Start of EXCERPTED DATA

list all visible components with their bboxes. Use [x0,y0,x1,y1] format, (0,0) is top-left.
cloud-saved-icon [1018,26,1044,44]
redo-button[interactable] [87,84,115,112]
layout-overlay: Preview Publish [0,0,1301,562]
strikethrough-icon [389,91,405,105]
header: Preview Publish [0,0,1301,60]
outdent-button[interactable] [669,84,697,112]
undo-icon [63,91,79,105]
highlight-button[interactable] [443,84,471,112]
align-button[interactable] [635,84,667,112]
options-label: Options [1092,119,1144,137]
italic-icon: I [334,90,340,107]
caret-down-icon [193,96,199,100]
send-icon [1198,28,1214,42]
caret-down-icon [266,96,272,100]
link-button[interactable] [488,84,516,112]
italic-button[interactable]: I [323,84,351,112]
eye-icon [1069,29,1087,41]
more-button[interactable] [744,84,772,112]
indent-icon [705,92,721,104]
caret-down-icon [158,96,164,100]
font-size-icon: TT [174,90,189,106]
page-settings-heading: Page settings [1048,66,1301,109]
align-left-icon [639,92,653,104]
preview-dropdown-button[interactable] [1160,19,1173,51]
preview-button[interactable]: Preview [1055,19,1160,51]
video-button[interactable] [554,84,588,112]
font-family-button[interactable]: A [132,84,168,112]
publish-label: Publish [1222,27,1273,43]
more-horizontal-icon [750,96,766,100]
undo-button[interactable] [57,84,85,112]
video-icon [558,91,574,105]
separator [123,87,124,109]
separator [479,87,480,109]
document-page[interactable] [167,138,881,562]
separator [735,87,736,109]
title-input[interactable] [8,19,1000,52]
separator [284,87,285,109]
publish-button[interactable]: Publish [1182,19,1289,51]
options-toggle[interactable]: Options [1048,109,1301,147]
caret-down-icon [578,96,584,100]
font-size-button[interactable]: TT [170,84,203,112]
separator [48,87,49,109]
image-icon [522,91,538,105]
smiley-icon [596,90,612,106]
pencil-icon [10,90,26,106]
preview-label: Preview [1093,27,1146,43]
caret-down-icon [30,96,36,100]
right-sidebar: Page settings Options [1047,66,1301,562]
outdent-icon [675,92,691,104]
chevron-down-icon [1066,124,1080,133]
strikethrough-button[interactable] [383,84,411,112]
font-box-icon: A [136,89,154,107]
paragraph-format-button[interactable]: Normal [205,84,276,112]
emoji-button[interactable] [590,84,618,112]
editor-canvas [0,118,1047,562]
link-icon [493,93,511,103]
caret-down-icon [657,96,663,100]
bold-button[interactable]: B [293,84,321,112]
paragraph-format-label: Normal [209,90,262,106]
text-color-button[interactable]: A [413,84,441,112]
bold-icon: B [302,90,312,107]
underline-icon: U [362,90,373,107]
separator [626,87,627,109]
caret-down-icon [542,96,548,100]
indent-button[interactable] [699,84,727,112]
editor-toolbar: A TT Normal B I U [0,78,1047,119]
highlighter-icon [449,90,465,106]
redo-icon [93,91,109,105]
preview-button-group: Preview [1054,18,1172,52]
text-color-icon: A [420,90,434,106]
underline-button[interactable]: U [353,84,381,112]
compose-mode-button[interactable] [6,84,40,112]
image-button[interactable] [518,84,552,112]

End of EXCERPTED DATA

### GOAL OF THE EXERCISE
Copy out the lines of the records above verbatim, without any changes.

### COMPLETE RESPONSE
list all visible components with their bboxes. Use [x0,y0,x1,y1] format, (0,0) is top-left.
cloud-saved-icon [1018,26,1044,44]
redo-button[interactable] [87,84,115,112]
layout-overlay: Preview Publish [0,0,1301,562]
strikethrough-icon [389,91,405,105]
header: Preview Publish [0,0,1301,60]
outdent-button[interactable] [669,84,697,112]
undo-icon [63,91,79,105]
highlight-button[interactable] [443,84,471,112]
align-button[interactable] [635,84,667,112]
options-label: Options [1092,119,1144,137]
italic-icon: I [334,90,340,107]
caret-down-icon [193,96,199,100]
send-icon [1198,28,1214,42]
caret-down-icon [266,96,272,100]
link-button[interactable] [488,84,516,112]
italic-button[interactable]: I [323,84,351,112]
eye-icon [1069,29,1087,41]
more-button[interactable] [744,84,772,112]
indent-icon [705,92,721,104]
caret-down-icon [158,96,164,100]
font-size-icon: TT [174,90,189,106]
page-settings-heading: Page settings [1048,66,1301,109]
align-left-icon [639,92,653,104]
preview-dropdown-button[interactable] [1160,19,1173,51]
preview-button[interactable]: Preview [1055,19,1160,51]
video-button[interactable] [554,84,588,112]
font-family-button[interactable]: A [132,84,168,112]
publish-label: Publish [1222,27,1273,43]
more-horizontal-icon [750,96,766,100]
undo-button[interactable] [57,84,85,112]
video-icon [558,91,574,105]
separator [123,87,124,109]
separator [479,87,480,109]
document-page[interactable] [167,138,881,562]
separator [735,87,736,109]
title-input[interactable] [8,19,1000,52]
separator [284,87,285,109]
publish-button[interactable]: Publish [1182,19,1289,51]
options-toggle[interactable]: Options [1048,109,1301,147]
caret-down-icon [578,96,584,100]
font-size-button[interactable]: TT [170,84,203,112]
separator [48,87,49,109]
image-icon [522,91,538,105]
smiley-icon [596,90,612,106]
pencil-icon [10,90,26,106]
preview-label: Preview [1093,27,1146,43]
caret-down-icon [30,96,36,100]
right-sidebar: Page settings Options [1047,66,1301,562]
outdent-icon [675,92,691,104]
chevron-down-icon [1066,124,1080,133]
strikethrough-button[interactable] [383,84,411,112]
font-box-icon: A [136,89,154,107]
paragraph-format-button[interactable]: Normal [205,84,276,112]
emoji-button[interactable] [590,84,618,112]
editor-canvas [0,118,1047,562]
link-icon [493,93,511,103]
caret-down-icon [657,96,663,100]
bold-button[interactable]: B [293,84,321,112]
paragraph-format-label: Normal [209,90,262,106]
text-color-button[interactable]: A [413,84,441,112]
bold-icon: B [302,90,312,107]
underline-icon: U [362,90,373,107]
separator [626,87,627,109]
caret-down-icon [542,96,548,100]
indent-button[interactable] [699,84,727,112]
editor-toolbar: A TT Normal B I U [0,78,1047,119]
highlighter-icon [449,90,465,106]
redo-icon [93,91,109,105]
preview-button-group: Preview [1054,18,1172,52]
text-color-icon: A [420,90,434,106]
underline-button[interactable]: U [353,84,381,112]
compose-mode-button[interactable] [6,84,40,112]
image-button[interactable] [518,84,552,112]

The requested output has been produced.